══ Given information
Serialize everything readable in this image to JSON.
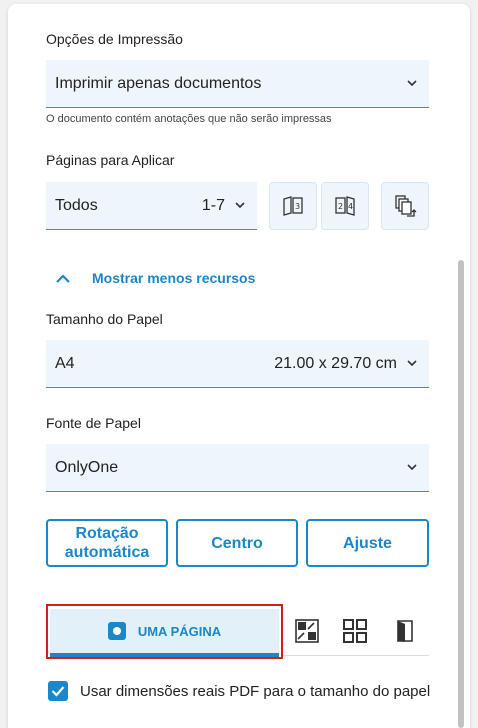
{
  "print_options": {
    "label": "Opções de Impressão",
    "value": "Imprimir apenas documentos",
    "hint": "O documento contém anotações que não serão impressas"
  },
  "pages": {
    "label": "Páginas para Aplicar",
    "value": "Todos",
    "range": "1-7",
    "buttons": [
      "odd-pages-icon",
      "even-pages-icon",
      "reverse-pages-icon"
    ]
  },
  "toggle": {
    "label": "Mostrar menos recursos"
  },
  "paper_size": {
    "label": "Tamanho do Papel",
    "value": "A4",
    "dimensions": "21.00 x 29.70 cm"
  },
  "paper_source": {
    "label": "Fonte de Papel",
    "value": "OnlyOne"
  },
  "orientation_buttons": {
    "auto_rotate": "Rotação automática",
    "center": "Centro",
    "fit": "Ajuste"
  },
  "layout": {
    "one_page": "UMA PÁGINA",
    "icons": [
      "booklet-icon",
      "multiple-pages-icon",
      "poster-icon"
    ]
  },
  "checkbox": {
    "label": "Usar dimensões reais PDF para o tamanho do papel",
    "checked": true
  },
  "colors": {
    "accent": "#1b87c9",
    "highlight": "#d71c1c",
    "field_bg": "#eef6fb"
  }
}
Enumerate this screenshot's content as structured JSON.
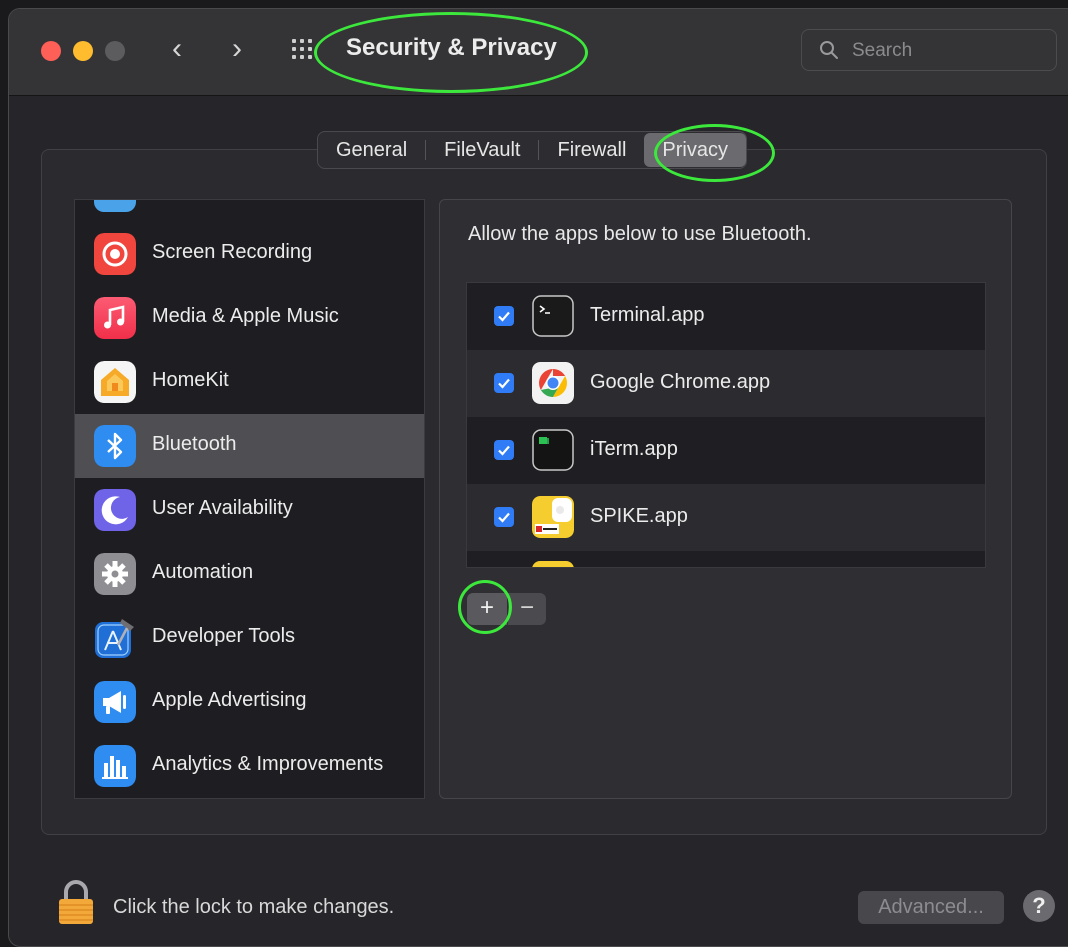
{
  "window": {
    "title": "Security & Privacy",
    "search": {
      "placeholder": "Search",
      "value": ""
    }
  },
  "tabs": [
    {
      "label": "General",
      "selected": false
    },
    {
      "label": "FileVault",
      "selected": false
    },
    {
      "label": "Firewall",
      "selected": false
    },
    {
      "label": "Privacy",
      "selected": true
    }
  ],
  "sidebar": {
    "items": [
      {
        "label": "Screen Recording",
        "icon": "screen-recording-icon"
      },
      {
        "label": "Media & Apple Music",
        "icon": "music-icon"
      },
      {
        "label": "HomeKit",
        "icon": "homekit-icon"
      },
      {
        "label": "Bluetooth",
        "icon": "bluetooth-icon",
        "selected": true
      },
      {
        "label": "User Availability",
        "icon": "moon-icon"
      },
      {
        "label": "Automation",
        "icon": "gear-icon"
      },
      {
        "label": "Developer Tools",
        "icon": "developer-tools-icon"
      },
      {
        "label": "Apple Advertising",
        "icon": "megaphone-icon"
      },
      {
        "label": "Analytics & Improvements",
        "icon": "bar-chart-icon"
      }
    ]
  },
  "detail": {
    "description": "Allow the apps below to use Bluetooth.",
    "apps": [
      {
        "name": "Terminal.app",
        "checked": true,
        "icon": "terminal-icon"
      },
      {
        "name": "Google Chrome.app",
        "checked": true,
        "icon": "chrome-icon"
      },
      {
        "name": "iTerm.app",
        "checked": true,
        "icon": "iterm-icon"
      },
      {
        "name": "SPIKE.app",
        "checked": true,
        "icon": "spike-icon"
      }
    ],
    "add_label": "+",
    "remove_label": "−"
  },
  "footer": {
    "lock_text": "Click the lock to make changes.",
    "advanced_label": "Advanced...",
    "help_label": "?"
  },
  "colors": {
    "accent": "#2f7cf6",
    "annotation": "#3ce83c",
    "traffic_close": "#fe5f57",
    "traffic_minimize": "#febc2e",
    "traffic_zoom": "#5c5c5e"
  }
}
════
Locate the word "this" in the records and collect each line it appears in.

Serialize everything readable in this image to JSON.
Enumerate this screenshot's content as structured JSON.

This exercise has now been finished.